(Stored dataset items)
-- Begin --

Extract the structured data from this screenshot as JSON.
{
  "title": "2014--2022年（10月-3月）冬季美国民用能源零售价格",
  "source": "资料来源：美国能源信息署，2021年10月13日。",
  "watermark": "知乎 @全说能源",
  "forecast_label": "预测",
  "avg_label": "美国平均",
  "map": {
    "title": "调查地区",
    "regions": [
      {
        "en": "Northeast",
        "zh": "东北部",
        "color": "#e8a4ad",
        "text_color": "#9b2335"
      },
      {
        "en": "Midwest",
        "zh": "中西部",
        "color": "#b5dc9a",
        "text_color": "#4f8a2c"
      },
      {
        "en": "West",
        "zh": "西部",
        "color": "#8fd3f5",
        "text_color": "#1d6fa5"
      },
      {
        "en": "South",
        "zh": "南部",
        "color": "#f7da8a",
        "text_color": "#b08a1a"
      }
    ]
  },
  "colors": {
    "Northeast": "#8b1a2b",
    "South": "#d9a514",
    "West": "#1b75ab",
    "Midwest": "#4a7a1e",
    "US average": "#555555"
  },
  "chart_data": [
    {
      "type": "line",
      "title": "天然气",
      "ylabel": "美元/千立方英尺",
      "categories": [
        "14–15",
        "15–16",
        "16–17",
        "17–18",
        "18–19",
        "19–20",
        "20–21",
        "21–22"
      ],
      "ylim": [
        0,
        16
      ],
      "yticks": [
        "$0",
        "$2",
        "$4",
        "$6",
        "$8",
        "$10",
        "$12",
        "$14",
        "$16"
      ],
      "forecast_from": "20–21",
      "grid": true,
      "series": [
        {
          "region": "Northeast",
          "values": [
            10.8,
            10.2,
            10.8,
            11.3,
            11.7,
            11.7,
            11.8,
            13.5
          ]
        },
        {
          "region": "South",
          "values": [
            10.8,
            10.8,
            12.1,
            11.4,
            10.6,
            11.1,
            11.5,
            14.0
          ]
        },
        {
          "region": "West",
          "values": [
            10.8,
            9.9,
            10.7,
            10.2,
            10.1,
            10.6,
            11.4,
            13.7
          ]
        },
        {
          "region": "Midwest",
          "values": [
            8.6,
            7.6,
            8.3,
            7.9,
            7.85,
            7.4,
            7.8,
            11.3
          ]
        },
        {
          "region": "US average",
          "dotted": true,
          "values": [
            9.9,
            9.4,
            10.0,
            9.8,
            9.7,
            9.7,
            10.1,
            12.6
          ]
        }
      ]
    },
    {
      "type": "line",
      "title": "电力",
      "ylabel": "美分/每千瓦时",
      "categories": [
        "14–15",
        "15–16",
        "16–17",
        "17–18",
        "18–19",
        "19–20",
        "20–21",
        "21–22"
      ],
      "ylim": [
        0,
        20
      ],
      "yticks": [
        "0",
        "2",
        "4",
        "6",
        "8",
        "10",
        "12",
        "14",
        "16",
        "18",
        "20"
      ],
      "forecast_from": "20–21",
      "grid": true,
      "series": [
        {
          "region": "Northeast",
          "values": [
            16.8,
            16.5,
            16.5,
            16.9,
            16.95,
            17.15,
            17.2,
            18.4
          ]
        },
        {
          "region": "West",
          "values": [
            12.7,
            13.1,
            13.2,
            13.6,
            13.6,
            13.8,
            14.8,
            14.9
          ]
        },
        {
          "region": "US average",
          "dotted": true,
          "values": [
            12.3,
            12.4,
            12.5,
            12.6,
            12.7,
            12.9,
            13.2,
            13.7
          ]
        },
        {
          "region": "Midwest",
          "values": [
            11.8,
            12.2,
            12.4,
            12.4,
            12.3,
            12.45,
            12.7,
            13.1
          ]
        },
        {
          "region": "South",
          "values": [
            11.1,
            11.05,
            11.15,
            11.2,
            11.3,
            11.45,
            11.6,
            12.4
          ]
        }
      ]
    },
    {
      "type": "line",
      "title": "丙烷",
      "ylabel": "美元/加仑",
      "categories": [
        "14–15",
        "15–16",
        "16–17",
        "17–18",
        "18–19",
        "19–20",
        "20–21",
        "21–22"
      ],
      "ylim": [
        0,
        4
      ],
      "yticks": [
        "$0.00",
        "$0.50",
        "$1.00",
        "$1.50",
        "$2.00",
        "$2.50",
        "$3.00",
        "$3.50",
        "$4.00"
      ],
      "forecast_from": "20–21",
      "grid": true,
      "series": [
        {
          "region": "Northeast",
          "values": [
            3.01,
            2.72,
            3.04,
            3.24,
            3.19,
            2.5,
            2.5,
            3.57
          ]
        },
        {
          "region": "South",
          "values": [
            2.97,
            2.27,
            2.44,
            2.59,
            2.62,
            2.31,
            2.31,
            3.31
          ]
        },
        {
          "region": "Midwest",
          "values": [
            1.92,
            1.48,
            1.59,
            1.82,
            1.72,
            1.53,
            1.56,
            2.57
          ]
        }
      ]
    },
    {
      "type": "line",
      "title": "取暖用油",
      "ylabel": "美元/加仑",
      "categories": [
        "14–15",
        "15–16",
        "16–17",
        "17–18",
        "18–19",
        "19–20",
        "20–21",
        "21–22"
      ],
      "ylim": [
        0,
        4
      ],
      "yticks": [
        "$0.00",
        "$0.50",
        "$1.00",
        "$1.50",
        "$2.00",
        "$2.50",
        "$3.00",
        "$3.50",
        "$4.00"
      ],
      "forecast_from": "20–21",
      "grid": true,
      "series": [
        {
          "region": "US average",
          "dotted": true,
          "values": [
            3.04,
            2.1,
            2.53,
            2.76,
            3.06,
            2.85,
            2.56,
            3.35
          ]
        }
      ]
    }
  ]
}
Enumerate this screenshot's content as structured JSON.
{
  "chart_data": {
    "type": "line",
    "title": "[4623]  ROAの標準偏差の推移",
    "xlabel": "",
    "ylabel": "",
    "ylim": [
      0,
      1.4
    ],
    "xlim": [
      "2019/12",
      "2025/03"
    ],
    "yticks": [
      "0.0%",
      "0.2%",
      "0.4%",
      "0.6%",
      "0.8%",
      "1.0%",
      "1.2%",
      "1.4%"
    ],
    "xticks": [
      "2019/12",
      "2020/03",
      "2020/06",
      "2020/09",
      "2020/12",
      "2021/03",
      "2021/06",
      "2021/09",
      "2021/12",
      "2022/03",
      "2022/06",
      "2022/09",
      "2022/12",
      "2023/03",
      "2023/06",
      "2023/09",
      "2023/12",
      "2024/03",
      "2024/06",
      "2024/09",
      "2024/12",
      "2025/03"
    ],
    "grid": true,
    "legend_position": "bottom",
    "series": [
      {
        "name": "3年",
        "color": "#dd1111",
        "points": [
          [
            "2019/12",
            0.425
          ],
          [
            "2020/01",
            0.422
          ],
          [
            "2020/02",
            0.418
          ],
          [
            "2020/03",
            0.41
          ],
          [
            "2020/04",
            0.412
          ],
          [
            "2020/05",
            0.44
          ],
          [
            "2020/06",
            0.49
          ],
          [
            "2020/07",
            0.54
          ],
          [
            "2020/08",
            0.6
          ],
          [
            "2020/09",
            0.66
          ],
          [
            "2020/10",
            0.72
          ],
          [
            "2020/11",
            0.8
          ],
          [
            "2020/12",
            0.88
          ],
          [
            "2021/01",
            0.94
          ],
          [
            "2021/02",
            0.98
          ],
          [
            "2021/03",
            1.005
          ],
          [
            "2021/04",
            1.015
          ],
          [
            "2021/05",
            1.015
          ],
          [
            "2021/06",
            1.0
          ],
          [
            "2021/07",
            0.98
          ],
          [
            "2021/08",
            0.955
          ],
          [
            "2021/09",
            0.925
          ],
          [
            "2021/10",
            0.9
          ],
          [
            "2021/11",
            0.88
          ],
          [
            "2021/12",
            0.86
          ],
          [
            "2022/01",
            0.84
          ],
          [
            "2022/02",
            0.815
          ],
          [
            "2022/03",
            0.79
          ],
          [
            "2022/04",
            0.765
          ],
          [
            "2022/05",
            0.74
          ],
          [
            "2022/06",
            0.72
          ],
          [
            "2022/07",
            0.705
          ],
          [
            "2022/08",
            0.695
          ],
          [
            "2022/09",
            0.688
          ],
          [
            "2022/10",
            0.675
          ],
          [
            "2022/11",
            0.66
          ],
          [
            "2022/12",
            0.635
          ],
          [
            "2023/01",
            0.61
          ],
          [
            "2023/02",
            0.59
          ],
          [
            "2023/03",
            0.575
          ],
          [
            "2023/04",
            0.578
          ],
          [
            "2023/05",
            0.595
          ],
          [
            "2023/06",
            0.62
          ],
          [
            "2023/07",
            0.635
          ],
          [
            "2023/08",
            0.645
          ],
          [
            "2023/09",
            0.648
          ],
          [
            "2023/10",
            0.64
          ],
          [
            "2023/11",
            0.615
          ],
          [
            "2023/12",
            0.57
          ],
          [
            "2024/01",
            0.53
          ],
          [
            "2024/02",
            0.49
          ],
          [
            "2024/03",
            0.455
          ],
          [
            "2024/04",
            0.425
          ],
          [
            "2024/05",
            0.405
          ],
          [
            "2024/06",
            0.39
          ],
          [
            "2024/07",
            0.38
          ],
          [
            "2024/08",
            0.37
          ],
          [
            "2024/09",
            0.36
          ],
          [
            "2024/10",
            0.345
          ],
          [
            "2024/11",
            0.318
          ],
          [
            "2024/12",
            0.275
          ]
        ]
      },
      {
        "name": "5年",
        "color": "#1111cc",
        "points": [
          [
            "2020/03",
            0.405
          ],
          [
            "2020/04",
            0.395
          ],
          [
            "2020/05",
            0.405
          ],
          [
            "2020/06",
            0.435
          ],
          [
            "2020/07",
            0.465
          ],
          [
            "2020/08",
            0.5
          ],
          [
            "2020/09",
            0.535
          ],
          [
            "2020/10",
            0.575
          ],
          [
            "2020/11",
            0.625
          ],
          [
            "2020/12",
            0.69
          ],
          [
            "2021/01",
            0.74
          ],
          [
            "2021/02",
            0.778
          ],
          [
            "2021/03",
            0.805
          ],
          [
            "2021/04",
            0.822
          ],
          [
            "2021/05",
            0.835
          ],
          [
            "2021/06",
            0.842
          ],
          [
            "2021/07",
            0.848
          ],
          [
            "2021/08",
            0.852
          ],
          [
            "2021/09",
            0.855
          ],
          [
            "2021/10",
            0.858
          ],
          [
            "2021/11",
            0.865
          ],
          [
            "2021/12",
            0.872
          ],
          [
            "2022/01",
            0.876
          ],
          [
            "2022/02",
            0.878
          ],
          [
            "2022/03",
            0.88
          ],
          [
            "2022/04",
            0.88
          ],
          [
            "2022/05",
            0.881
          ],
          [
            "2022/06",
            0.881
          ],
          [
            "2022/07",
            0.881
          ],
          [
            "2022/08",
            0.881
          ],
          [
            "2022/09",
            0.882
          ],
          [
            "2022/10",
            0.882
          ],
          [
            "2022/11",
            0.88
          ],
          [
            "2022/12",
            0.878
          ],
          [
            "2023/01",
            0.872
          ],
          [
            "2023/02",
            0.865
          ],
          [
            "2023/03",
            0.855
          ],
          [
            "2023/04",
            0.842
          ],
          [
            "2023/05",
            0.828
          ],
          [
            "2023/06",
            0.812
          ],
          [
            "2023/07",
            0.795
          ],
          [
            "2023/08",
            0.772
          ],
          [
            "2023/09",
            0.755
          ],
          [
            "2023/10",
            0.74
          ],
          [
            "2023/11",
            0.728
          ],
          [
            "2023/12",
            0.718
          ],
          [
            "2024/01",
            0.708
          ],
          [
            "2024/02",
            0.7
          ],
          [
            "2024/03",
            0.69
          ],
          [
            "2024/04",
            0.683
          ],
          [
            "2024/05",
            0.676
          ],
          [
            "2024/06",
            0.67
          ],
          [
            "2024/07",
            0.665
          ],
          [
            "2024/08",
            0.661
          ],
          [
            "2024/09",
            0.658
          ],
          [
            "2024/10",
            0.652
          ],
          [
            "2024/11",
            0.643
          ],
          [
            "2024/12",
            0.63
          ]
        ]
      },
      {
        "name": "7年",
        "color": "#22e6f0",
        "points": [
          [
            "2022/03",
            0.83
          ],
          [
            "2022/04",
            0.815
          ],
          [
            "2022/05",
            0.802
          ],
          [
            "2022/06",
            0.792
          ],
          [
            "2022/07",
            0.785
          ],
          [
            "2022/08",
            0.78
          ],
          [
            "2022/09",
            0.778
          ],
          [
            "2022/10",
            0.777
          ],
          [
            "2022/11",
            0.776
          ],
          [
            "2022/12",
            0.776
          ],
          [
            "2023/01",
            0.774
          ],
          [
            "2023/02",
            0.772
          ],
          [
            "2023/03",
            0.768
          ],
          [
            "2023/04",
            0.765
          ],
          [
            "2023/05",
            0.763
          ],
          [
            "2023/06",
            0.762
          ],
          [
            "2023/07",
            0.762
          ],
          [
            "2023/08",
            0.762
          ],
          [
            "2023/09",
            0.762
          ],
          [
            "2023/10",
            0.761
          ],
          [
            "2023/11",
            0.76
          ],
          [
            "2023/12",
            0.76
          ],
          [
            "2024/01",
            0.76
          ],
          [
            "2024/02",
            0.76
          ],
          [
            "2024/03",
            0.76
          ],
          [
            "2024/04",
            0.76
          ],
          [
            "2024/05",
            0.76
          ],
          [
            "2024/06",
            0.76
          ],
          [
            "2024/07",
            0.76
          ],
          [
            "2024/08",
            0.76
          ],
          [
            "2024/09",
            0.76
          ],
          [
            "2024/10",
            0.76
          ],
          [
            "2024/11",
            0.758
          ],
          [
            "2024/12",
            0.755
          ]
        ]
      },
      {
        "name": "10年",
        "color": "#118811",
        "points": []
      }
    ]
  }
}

-- End --

**Exercise directions**:
Scan the material above. Copy each line where "this" occurs.

**Task answer**:
Extract the structured data from this screenshot as JSON.
Enumerate this screenshot's content as structured JSON.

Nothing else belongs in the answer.